**WORK TO BE COMPLETED**: Provide the records once more, identical to the original.

**EXCERPTED DATA**:
● ● ● ●

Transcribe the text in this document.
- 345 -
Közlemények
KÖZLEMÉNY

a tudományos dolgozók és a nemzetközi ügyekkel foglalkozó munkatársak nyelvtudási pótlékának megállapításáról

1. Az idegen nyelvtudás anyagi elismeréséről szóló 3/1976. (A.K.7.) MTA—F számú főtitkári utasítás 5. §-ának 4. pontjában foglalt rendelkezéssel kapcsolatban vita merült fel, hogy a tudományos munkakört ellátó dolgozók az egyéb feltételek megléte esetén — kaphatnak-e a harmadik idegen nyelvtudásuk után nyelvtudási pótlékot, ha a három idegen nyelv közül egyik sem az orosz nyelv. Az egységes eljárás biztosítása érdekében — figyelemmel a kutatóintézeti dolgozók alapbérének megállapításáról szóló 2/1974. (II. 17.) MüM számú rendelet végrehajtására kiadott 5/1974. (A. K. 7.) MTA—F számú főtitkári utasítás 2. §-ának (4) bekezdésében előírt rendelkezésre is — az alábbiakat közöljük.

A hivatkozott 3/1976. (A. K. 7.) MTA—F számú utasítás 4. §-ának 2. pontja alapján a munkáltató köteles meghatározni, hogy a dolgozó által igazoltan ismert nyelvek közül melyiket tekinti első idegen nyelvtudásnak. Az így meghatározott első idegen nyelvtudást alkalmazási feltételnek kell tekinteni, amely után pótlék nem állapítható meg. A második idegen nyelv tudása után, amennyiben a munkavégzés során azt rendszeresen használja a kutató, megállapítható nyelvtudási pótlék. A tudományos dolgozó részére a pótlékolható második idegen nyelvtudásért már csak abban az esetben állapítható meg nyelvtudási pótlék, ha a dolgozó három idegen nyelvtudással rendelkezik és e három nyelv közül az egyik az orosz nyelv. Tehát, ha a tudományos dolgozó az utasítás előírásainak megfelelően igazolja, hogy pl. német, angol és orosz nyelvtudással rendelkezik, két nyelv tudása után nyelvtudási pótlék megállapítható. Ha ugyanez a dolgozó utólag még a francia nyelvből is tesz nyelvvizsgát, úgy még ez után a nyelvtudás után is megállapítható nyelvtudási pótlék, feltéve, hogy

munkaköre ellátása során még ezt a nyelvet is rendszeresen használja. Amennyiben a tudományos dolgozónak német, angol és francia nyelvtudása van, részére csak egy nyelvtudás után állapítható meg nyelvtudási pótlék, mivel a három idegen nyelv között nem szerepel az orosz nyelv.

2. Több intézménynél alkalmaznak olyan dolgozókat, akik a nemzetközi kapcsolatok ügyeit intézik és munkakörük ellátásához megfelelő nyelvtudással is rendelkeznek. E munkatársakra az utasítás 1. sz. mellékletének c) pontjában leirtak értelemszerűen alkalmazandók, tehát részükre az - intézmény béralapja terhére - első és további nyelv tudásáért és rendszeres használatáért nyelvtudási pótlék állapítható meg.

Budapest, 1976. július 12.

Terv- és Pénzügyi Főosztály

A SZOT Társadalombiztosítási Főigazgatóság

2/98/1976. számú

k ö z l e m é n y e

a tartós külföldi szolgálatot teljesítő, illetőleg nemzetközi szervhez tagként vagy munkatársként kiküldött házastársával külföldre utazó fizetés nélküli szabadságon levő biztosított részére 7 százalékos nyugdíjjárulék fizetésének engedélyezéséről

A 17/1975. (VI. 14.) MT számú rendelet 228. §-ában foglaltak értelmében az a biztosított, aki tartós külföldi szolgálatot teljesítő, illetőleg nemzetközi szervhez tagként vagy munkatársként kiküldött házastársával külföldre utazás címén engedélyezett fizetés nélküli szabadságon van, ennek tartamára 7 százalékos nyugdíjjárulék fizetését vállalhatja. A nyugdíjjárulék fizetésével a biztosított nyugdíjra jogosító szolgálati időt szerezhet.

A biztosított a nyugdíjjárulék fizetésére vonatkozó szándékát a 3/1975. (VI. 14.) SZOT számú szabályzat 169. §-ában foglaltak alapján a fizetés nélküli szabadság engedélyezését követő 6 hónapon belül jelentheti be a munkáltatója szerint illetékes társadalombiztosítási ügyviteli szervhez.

● ● ● ●

**ANSWER TO THE EXERCISE**:
Transcribe the text in this document.
- 345 -
Közlemények
KÖZLEMÉNY

a tudományos dolgozók és a nemzetközi ügyekkel foglalkozó munkatársak nyelvtudási pótlékának megállapításáról

1. Az idegen nyelvtudás anyagi elismeréséről szóló 3/1976. (A.K.7.) MTA—F számú főtitkári utasítás 5. §-ának 4. pontjában foglalt rendelkezéssel kapcsolatban vita merült fel, hogy a tudományos munkakört ellátó dolgozók az egyéb feltételek megléte esetén — kaphatnak-e a harmadik idegen nyelvtudásuk után nyelvtudási pótlékot, ha a három idegen nyelv közül egyik sem az orosz nyelv. Az egységes eljárás biztosítása érdekében — figyelemmel a kutatóintézeti dolgozók alapbérének megállapításáról szóló 2/1974. (II. 17.) MüM számú rendelet végrehajtására kiadott 5/1974. (A. K. 7.) MTA—F számú főtitkári utasítás 2. §-ának (4) bekezdésében előírt rendelkezésre is — az alábbiakat közöljük.

A hivatkozott 3/1976. (A. K. 7.) MTA—F számú utasítás 4. §-ának 2. pontja alapján a munkáltató köteles meghatározni, hogy a dolgozó által igazoltan ismert nyelvek közül melyiket tekinti első idegen nyelvtudásnak. Az így meghatározott első idegen nyelvtudást alkalmazási feltételnek kell tekinteni, amely után pótlék nem állapítható meg. A második idegen nyelv tudása után, amennyiben a munkavégzés során azt rendszeresen használja a kutató, megállapítható nyelvtudási pótlék. A tudományos dolgozó részére a pótlékolható második idegen nyelvtudásért már csak abban az esetben állapítható meg nyelvtudási pótlék, ha a dolgozó három idegen nyelvtudással rendelkezik és e három nyelv közül az egyik az orosz nyelv. Tehát, ha a tudományos dolgozó az utasítás előírásainak megfelelően igazolja, hogy pl. német, angol és orosz nyelvtudással rendelkezik, két nyelv tudása után nyelvtudási pótlék megállapítható. Ha ugyanez a dolgozó utólag még a francia nyelvből is tesz nyelvvizsgát, úgy még ez után a nyelvtudás után is megállapítható nyelvtudási pótlék, feltéve, hogy

munkaköre ellátása során még ezt a nyelvet is rendszeresen használja. Amennyiben a tudományos dolgozónak német, angol és francia nyelvtudása van, részére csak egy nyelvtudás után állapítható meg nyelvtudási pótlék, mivel a három idegen nyelv között nem szerepel az orosz nyelv.

2. Több intézménynél alkalmaznak olyan dolgozókat, akik a nemzetközi kapcsolatok ügyeit intézik és munkakörük ellátásához megfelelő nyelvtudással is rendelkeznek. E munkatársakra az utasítás 1. sz. mellékletének c) pontjában leirtak értelemszerűen alkalmazandók, tehát részükre az - intézmény béralapja terhére - első és további nyelv tudásáért és rendszeres használatáért nyelvtudási pótlék állapítható meg.

Budapest, 1976. július 12.

Terv- és Pénzügyi Főosztály

A SZOT Társadalombiztosítási Főigazgatóság

2/98/1976. számú

k ö z l e m é n y e

a tartós külföldi szolgálatot teljesítő, illetőleg nemzetközi szervhez tagként vagy munkatársként kiküldött házastársával külföldre utazó fizetés nélküli szabadságon levő biztosított részére 7 százalékos nyugdíjjárulék fizetésének engedélyezéséről

A 17/1975. (VI. 14.) MT számú rendelet 228. §-ában foglaltak értelmében az a biztosított, aki tartós külföldi szolgálatot teljesítő, illetőleg nemzetközi szervhez tagként vagy munkatársként kiküldött házastársával külföldre utazás címén engedélyezett fizetés nélküli szabadságon van, ennek tartamára 7 százalékos nyugdíjjárulék fizetését vállalhatja. A nyugdíjjárulék fizetésével a biztosított nyugdíjra jogosító szolgálati időt szerezhet.

A biztosított a nyugdíjjárulék fizetésére vonatkozó szándékát a 3/1975. (VI. 14.) SZOT számú szabályzat 169. §-ában foglaltak alapján a fizetés nélküli szabadság engedélyezését követő 6 hónapon belül jelentheti be a munkáltatója szerint illetékes társadalombiztosítási ügyviteli szervhez.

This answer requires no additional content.